### Exercise brief
Go through the records and show each line where the word "name" occurs.

++++ Supplied material

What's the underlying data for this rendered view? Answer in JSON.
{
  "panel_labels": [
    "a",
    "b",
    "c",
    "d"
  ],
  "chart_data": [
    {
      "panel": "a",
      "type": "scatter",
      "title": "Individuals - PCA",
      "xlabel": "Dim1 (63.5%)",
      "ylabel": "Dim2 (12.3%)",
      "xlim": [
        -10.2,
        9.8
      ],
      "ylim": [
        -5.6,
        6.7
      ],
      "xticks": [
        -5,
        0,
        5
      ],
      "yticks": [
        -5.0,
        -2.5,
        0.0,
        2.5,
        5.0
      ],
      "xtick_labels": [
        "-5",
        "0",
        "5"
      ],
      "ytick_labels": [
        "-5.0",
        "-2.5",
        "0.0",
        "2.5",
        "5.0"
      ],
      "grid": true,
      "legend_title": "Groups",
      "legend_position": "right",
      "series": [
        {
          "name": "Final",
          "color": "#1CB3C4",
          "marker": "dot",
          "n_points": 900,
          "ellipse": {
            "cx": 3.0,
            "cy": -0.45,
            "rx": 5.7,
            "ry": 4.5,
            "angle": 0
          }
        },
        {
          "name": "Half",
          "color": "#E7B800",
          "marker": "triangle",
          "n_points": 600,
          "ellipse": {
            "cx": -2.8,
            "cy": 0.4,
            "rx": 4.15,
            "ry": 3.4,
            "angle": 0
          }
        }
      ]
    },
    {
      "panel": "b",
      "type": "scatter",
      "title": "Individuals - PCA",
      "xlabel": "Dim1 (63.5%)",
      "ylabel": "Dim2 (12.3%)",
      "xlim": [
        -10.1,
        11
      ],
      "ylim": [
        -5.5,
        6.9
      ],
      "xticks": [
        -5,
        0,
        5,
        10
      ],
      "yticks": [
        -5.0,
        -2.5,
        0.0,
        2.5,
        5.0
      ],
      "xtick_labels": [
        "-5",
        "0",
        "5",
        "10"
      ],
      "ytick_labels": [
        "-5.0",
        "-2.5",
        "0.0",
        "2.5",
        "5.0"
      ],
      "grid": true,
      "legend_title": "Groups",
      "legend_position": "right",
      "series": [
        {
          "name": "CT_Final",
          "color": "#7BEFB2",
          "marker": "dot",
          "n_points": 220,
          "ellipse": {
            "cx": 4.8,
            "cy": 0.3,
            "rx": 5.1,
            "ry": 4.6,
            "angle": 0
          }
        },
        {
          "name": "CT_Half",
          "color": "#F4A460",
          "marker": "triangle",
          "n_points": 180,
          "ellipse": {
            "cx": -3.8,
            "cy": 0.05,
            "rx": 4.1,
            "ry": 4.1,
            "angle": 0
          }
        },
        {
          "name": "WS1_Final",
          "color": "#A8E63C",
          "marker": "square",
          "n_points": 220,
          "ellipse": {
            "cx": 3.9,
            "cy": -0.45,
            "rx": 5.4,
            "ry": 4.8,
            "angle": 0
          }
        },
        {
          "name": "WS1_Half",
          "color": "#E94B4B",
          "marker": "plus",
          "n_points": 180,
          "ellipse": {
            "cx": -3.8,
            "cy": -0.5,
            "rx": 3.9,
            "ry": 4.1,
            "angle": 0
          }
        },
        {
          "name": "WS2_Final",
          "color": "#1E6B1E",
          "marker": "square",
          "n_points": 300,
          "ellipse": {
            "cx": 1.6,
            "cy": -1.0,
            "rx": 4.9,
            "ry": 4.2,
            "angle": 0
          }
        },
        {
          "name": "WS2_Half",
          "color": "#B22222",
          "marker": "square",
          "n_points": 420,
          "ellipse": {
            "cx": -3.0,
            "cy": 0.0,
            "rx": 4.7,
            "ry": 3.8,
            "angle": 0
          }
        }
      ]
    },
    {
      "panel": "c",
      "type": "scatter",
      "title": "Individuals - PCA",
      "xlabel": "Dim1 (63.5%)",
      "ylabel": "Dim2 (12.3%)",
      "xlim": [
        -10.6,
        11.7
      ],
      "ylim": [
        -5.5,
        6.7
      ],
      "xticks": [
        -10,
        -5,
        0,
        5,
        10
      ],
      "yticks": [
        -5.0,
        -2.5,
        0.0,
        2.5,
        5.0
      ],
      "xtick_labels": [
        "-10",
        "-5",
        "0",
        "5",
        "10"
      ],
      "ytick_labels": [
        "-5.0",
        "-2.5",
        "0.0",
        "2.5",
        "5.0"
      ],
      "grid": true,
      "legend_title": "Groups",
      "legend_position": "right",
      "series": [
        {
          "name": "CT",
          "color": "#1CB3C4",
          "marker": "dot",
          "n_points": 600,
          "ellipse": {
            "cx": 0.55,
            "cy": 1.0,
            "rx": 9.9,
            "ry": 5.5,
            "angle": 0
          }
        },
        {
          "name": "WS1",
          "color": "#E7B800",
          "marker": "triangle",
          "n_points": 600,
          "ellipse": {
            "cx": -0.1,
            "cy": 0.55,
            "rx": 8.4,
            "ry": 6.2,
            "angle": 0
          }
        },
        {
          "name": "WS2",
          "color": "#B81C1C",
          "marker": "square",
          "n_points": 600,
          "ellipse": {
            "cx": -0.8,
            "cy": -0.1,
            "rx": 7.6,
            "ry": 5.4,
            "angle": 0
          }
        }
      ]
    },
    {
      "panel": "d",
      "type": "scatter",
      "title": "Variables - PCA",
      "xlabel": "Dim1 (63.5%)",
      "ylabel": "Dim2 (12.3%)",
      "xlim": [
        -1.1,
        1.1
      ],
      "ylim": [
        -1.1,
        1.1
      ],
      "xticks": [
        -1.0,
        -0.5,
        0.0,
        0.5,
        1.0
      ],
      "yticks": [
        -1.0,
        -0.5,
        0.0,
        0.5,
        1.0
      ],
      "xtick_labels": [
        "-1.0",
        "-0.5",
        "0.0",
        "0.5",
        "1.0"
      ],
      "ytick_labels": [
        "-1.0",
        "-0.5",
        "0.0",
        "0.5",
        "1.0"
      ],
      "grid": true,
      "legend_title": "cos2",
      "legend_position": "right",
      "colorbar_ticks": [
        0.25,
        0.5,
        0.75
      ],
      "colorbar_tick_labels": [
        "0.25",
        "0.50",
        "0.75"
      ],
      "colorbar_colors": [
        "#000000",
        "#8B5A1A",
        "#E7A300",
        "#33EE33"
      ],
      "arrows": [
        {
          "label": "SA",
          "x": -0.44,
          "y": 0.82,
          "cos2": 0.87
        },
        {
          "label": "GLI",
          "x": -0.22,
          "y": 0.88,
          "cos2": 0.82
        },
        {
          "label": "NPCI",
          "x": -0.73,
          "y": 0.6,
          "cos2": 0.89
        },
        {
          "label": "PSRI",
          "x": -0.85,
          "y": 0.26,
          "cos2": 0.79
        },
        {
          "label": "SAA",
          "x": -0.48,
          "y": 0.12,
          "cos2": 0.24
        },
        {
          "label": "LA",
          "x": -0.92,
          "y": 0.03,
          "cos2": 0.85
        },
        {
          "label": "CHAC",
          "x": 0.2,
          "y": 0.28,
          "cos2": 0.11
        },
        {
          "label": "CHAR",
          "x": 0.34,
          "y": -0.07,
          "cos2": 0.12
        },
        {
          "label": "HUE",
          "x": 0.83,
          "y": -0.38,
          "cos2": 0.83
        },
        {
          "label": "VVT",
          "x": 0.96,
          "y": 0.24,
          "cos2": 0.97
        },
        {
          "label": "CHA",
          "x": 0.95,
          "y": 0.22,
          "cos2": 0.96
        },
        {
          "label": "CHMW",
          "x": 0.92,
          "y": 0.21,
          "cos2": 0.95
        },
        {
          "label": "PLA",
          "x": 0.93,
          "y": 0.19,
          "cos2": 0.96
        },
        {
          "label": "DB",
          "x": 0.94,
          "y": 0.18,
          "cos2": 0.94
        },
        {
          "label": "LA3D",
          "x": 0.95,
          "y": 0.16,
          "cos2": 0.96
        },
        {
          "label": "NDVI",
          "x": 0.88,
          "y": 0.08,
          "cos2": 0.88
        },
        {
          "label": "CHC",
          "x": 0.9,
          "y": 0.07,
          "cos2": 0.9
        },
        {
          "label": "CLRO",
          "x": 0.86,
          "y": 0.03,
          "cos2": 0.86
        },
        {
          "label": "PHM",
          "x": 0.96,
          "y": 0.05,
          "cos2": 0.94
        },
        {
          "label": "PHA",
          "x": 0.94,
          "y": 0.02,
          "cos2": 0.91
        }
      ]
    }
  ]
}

++++++++

### Result of the exercise
          "name": "Final",
          "name": "Half",
          "name": "CT_Final",
          "name": "CT_Half",
          "name": "WS1_Final",
          "name": "WS1_Half",
          "name": "WS2_Final",
          "name": "WS2_Half",
          "name": "CT",
          "name": "WS1",
          "name": "WS2",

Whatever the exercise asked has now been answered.